• [Extract provided]:
* * * *

Note: A slightly different version of this story appeared in the 07-13 March 2014 issue of the FilAm Star, a biweekly published in San Francisco. This writer is the Special News/Photo Correspondent Philippines of the paper.
For Pinoys like me who seldom wander any farther than
Baclaran on the bay side of Metro Manila, my first visit to St. Joseph’s Church
in Las Piñas
for the 39th International Bamboo Organ Festival was a learning experience
in commuting geography.
I got to know two ways of getting there. The first route involved a fast leg, the light
railway travel end-to-end from Muñoz, Quezon City to Baclaran, where I
took the Zapote-bound jeepney that crawled through heavy traffic on Parañaque’s
artery road, which links up with P. Diego Cera Avenue of Las Pinas. I was cautioned to be wary of signboards
because the one with a Coastal Road tag goes straight to Cavite and does not pass
through Las Pinas “bayan” .
Another route I took during the festival week was from
Alabang in Muntinlupa City, this time on board a Zapote-Baclaran jeepney, where
I had to keep my cool by engaging the driver in cheerful banter as he wrangled
with slow heavy traffic until we hit P. Diego Cera Avenue.

* * * *

• [What to work on]:
a - Say whether each statement agrees with the account of traveling to the Bamboo Organ Festival, giving yes or no and quoting the deciding words of that account. (i) The writer rode the light railway from Muñoz to Baclaran. (ii) The jeepney with a Coastal Road tag passes through the Las Piñas "bayan". (iii) On the second route, the writer rode a Zapote-Baclaran jeepney from Alabang.
b - Carry on the account of traveling to the Bamboo Organ Festival from the point where it stops.

* * * *

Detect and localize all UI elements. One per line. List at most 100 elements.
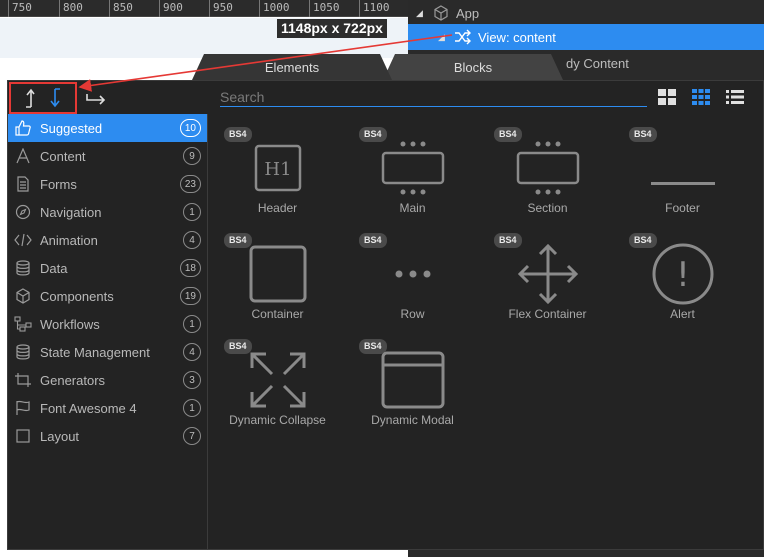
category-label: State Management xyxy=(40,344,150,360)
ruler: 750 800 850 900 950 1000 1050 1100 xyxy=(0,0,410,17)
caret-down-icon[interactable]: ◢ xyxy=(438,32,448,42)
tree-item-app[interactable]: ◢ App xyxy=(408,0,764,26)
category-label: Animation xyxy=(40,232,98,248)
category-animation[interactable]: Animation 4 xyxy=(8,226,207,254)
category-label: Font Awesome 4 xyxy=(40,400,137,416)
category-label: Forms xyxy=(40,176,77,192)
element-tile-dynamic-collapse[interactable]: BS4 Dynamic Collapse xyxy=(210,326,345,432)
tree-item-view-content[interactable]: ◢ View: content xyxy=(408,24,764,50)
category-count-badge: 4 xyxy=(183,231,201,249)
ruler-tick: 750 xyxy=(8,0,32,17)
tab-blocks[interactable]: Blocks xyxy=(383,54,563,80)
tree-item-label: dy Content xyxy=(566,55,629,71)
database-icon xyxy=(14,343,32,361)
cube-icon xyxy=(14,287,32,305)
element-tile-header[interactable]: BS4 H1 Header xyxy=(210,114,345,220)
tab-label: Elements xyxy=(264,59,320,75)
ruler-tick: 1050 xyxy=(309,0,340,17)
tab-label: Blocks xyxy=(453,59,493,75)
category-workflows[interactable]: Workflows 1 xyxy=(8,310,207,338)
category-content[interactable]: Content 9 xyxy=(8,142,207,170)
section-box-icon xyxy=(513,136,583,200)
h1-glyph: H1 xyxy=(264,159,291,180)
category-forms[interactable]: Forms 23 xyxy=(8,170,207,198)
thumbs-up-icon xyxy=(14,119,32,137)
category-count-badge: 1 xyxy=(183,399,201,417)
insert-after-button[interactable] xyxy=(84,86,108,110)
flag-icon xyxy=(14,399,32,417)
font-a-icon xyxy=(14,147,32,165)
list-view-button[interactable] xyxy=(724,86,746,108)
category-sidebar: Suggested 10 Content 9 Forms 23 Navigati… xyxy=(8,114,208,550)
element-label: Section xyxy=(527,201,568,215)
category-label: Data xyxy=(40,260,68,276)
category-components[interactable]: Components 19 xyxy=(8,282,207,310)
category-count-badge: 3 xyxy=(183,371,201,389)
category-state-management[interactable]: State Management 4 xyxy=(8,338,207,366)
shuffle-icon xyxy=(454,28,472,46)
element-tile-dynamic-modal[interactable]: BS4 Dynamic Modal xyxy=(345,326,480,432)
category-font-awesome-4[interactable]: Font Awesome 4 1 xyxy=(8,394,207,422)
category-label: Content xyxy=(40,148,86,164)
element-label: Flex Container xyxy=(508,307,587,321)
tab-elements[interactable]: Elements xyxy=(192,54,392,80)
category-count-badge: 18 xyxy=(179,259,201,277)
search-input[interactable] xyxy=(220,87,647,107)
element-label: Main xyxy=(399,201,426,215)
category-count-badge: 23 xyxy=(179,175,201,193)
category-count-badge: 7 xyxy=(183,427,201,445)
main-box-icon xyxy=(378,136,448,200)
element-tile-container[interactable]: BS4 Container xyxy=(210,220,345,326)
crop-icon xyxy=(14,371,32,389)
ruler-tick: 800 xyxy=(59,0,83,17)
code-icon xyxy=(14,231,32,249)
element-label: Dynamic Collapse xyxy=(229,413,326,427)
ruler-tick: 850 xyxy=(109,0,133,17)
row-dots-icon xyxy=(378,242,448,306)
category-suggested[interactable]: Suggested 10 xyxy=(8,114,207,142)
element-tile-row[interactable]: BS4 Row xyxy=(345,220,480,326)
element-tile-main[interactable]: BS4 Main xyxy=(345,114,480,220)
category-layout[interactable]: Layout 7 xyxy=(8,422,207,450)
elements-panel: Suggested 10 Content 9 Forms 23 Navigati… xyxy=(7,80,764,550)
tree-item-label: View: content xyxy=(478,29,556,45)
container-square-icon xyxy=(243,242,313,306)
element-label: Container xyxy=(251,307,304,321)
alert-circle-icon: ! xyxy=(648,242,718,306)
caret-down-icon[interactable]: ◢ xyxy=(416,8,426,18)
element-label: Dynamic Modal xyxy=(371,413,454,427)
element-tile-flex-container[interactable]: BS4 Flex Container xyxy=(480,220,615,326)
h1-icon: H1 xyxy=(243,136,313,200)
database-icon xyxy=(14,259,32,277)
element-tile-alert[interactable]: BS4 ! Alert xyxy=(615,220,750,326)
alert-glyph: ! xyxy=(676,255,690,295)
category-label: Layout xyxy=(40,428,80,444)
compass-icon xyxy=(14,203,32,221)
large-grid-view-button[interactable] xyxy=(656,86,678,108)
category-count-badge: 10 xyxy=(179,119,201,137)
element-label: Header xyxy=(257,201,298,215)
element-label: Footer xyxy=(665,201,700,215)
direction-toggle-group xyxy=(9,82,77,114)
move-arrows-icon xyxy=(513,242,583,306)
footer-line-icon xyxy=(648,136,718,200)
category-count-badge: 9 xyxy=(183,147,201,165)
category-count-badge: 1 xyxy=(183,315,201,333)
category-count-badge: 4 xyxy=(183,343,201,361)
category-navigation[interactable]: Navigation 1 xyxy=(8,198,207,226)
canvas-size-badge: 1148px x 722px xyxy=(277,19,387,38)
tree-item-label: App xyxy=(456,5,480,21)
insert-above-button[interactable] xyxy=(19,86,39,110)
category-label: Workflows xyxy=(40,316,100,332)
category-generators[interactable]: Generators 3 xyxy=(8,366,207,394)
category-data[interactable]: Data 18 xyxy=(8,254,207,282)
element-tile-footer[interactable]: BS4 Footer xyxy=(615,114,750,220)
category-label: Suggested xyxy=(40,120,103,136)
element-tile-section[interactable]: BS4 Section xyxy=(480,114,615,220)
insert-inside-button[interactable] xyxy=(47,86,67,110)
small-grid-view-button[interactable] xyxy=(690,86,712,108)
tree-panel-bottom xyxy=(408,550,764,557)
element-label: Row xyxy=(400,307,425,321)
category-label: Navigation xyxy=(40,204,102,220)
cube-icon xyxy=(432,4,450,22)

* * * *

• [In response]:
a -
(i) Yes: "the light railway travel end-to-end from Muñoz, Quezon City to Baclaran"
(ii) No: "goes straight to Cavite and does not pass through Las Pinas “bayan”"
(iii) Yes: "from Alabang in Muntinlupa City, this time on board a Zapote-Baclaran jeepney"

b -
Who is P. Diego Cera? If commuters do not know that the “P” is Padre, I
am not surprised if they think of him as one politician or distinguished
citizen whose memory a past city council resolved to perpetuate by naming a
street after him.
Fr. Diego Cera de la Virgen del Carmen is associated with
the church and Bamboo Organ of Las Pinas.
He was 28 years old when he came to the Philippines with the Mission XXV
of 13 Recollect priests that left Cadiz, Spain in December 1790 and arrived in
Manila in February 1792 after a one-year stay in Mexico.
Three years later in December 1795, according to the historical accounts, he was assigned to head the church of Las Piñas, newly separated from Parañaque by the Superior Decree of November 5, 1795. It was already a civil town of the province of Tondo since 1762. This means it already had a casa tribunal and town civil officials, but it was not yet a parish, it had no church, and remained tied to the religious jurisdiction of Paranaque.
The good priest would build the stone church during the
period 1797-1819, when the population was around 2,000 and the tribute
collection amounted to 455, according to the census of 1818. In 1879, when the
young Fr. Exequiel Moreno del Rosario was the cura parroco, the town had grown to 4,700
with a capacity to pay more than a thousand tributes. It was in his honor that the plaza fronting
the St. Joseph’s Church across the P. Diego Cera Avenue was named after his
canonization.
Obviously a musical man, the untiring Fr. Cera built for
his church the now world-wide famous Bamboo Organ in 1816-1824 using 1,031
pipes, almost all made of bamboo (902) and the rest of tin (127). He made a solid windchest that could have
been hewn from a narra tree trunk of 3 to more than 5 meters circumference.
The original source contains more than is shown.